To be done -
Find how many lines in the data below include the word "JSON", then write only that number.

Listed records -

########################################

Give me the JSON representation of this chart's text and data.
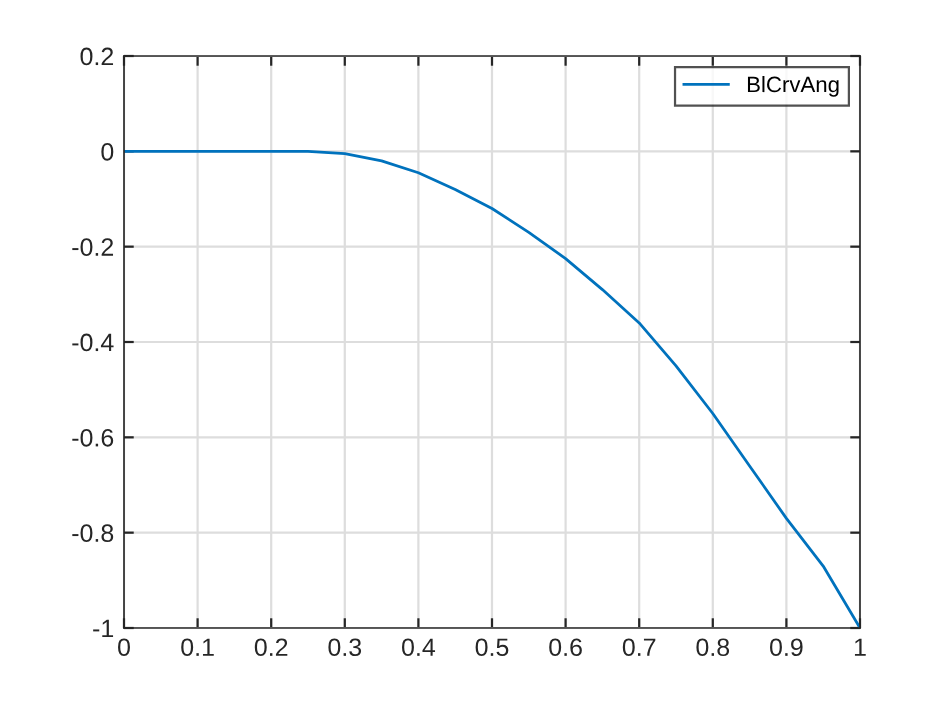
{
  "chart_data": {
    "type": "line",
    "x": [
      0,
      0.1,
      0.2,
      0.25,
      0.3,
      0.35,
      0.4,
      0.45,
      0.5,
      0.55,
      0.6,
      0.65,
      0.7,
      0.75,
      0.8,
      0.85,
      0.9,
      0.95,
      1.0
    ],
    "series": [
      {
        "name": "BlCrvAng",
        "color": "#0072bd",
        "values": [
          0,
          0,
          0,
          0,
          -0.005,
          -0.02,
          -0.045,
          -0.08,
          -0.12,
          -0.17,
          -0.225,
          -0.29,
          -0.36,
          -0.45,
          -0.55,
          -0.66,
          -0.77,
          -0.87,
          -1.0
        ]
      }
    ],
    "xlim": [
      0,
      1
    ],
    "ylim": [
      -1,
      0.2
    ],
    "xticks": [
      0,
      0.1,
      0.2,
      0.3,
      0.4,
      0.5,
      0.6,
      0.7,
      0.8,
      0.9,
      1
    ],
    "yticks": [
      -1,
      -0.8,
      -0.6,
      -0.4,
      -0.2,
      0,
      0.2
    ],
    "grid": true,
    "legend": "top right",
    "marker": "none",
    "line_style": "solid"
  }
}
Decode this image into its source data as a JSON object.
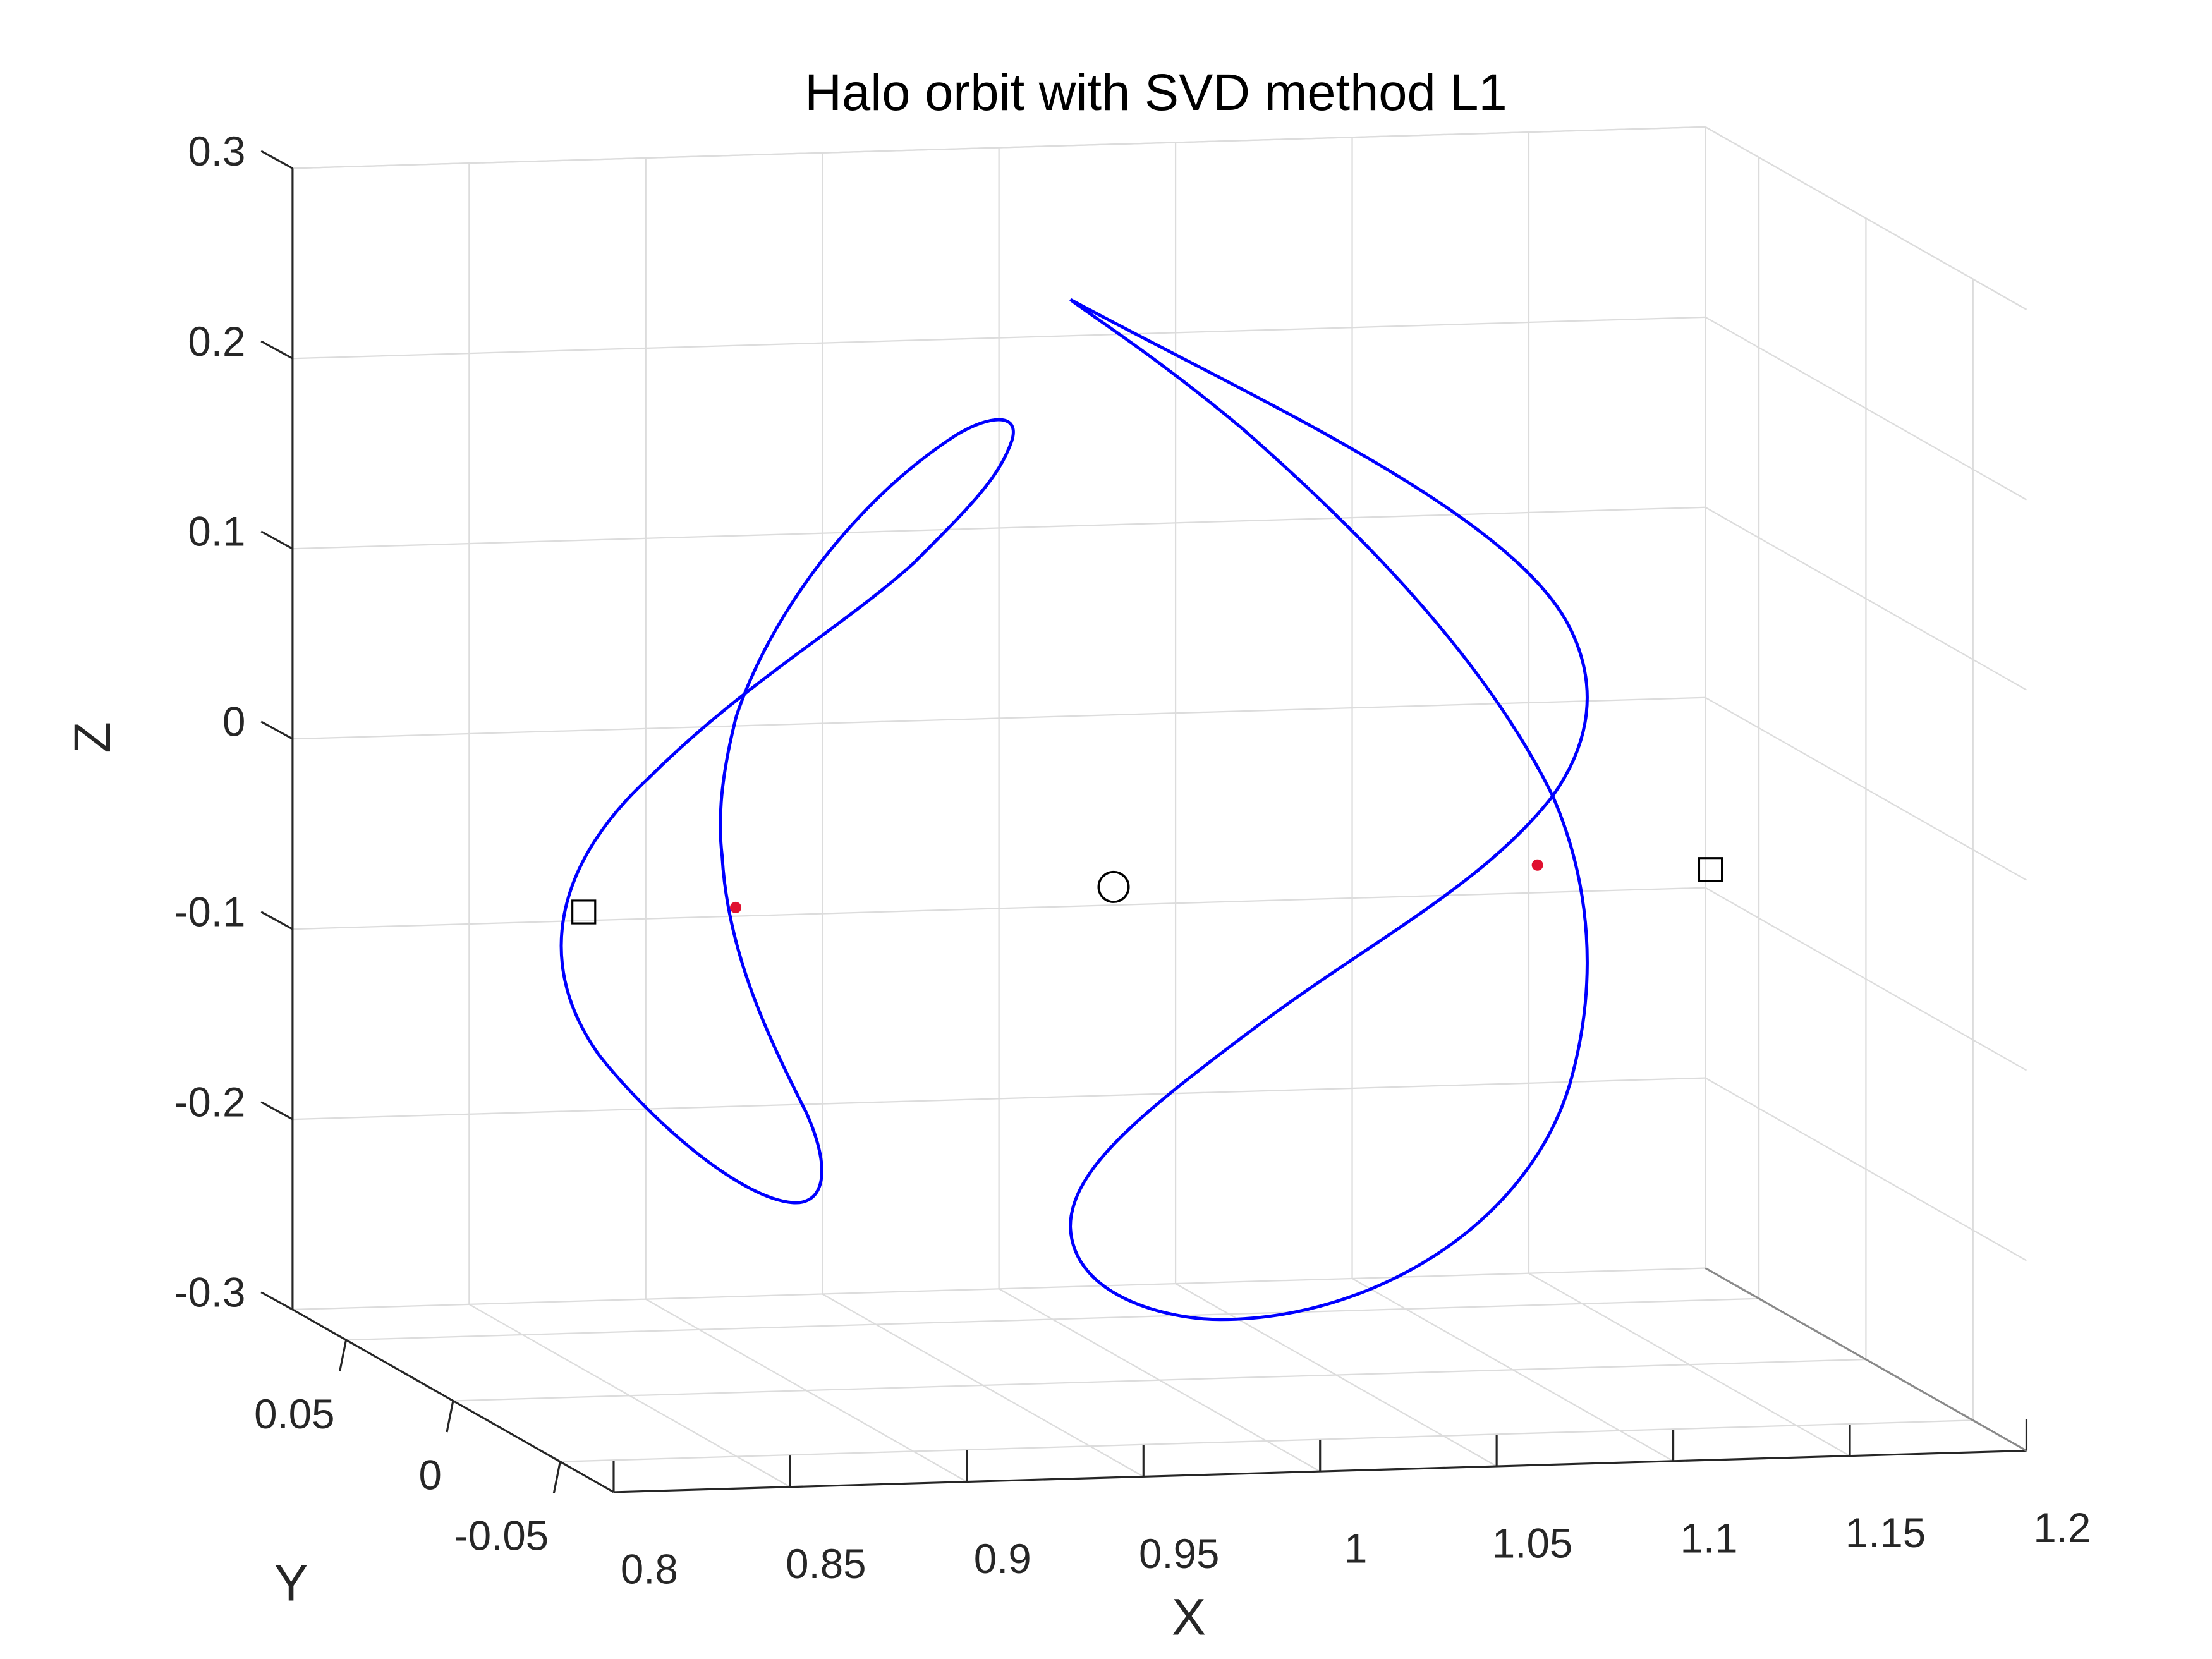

########################################

Worked solution -
2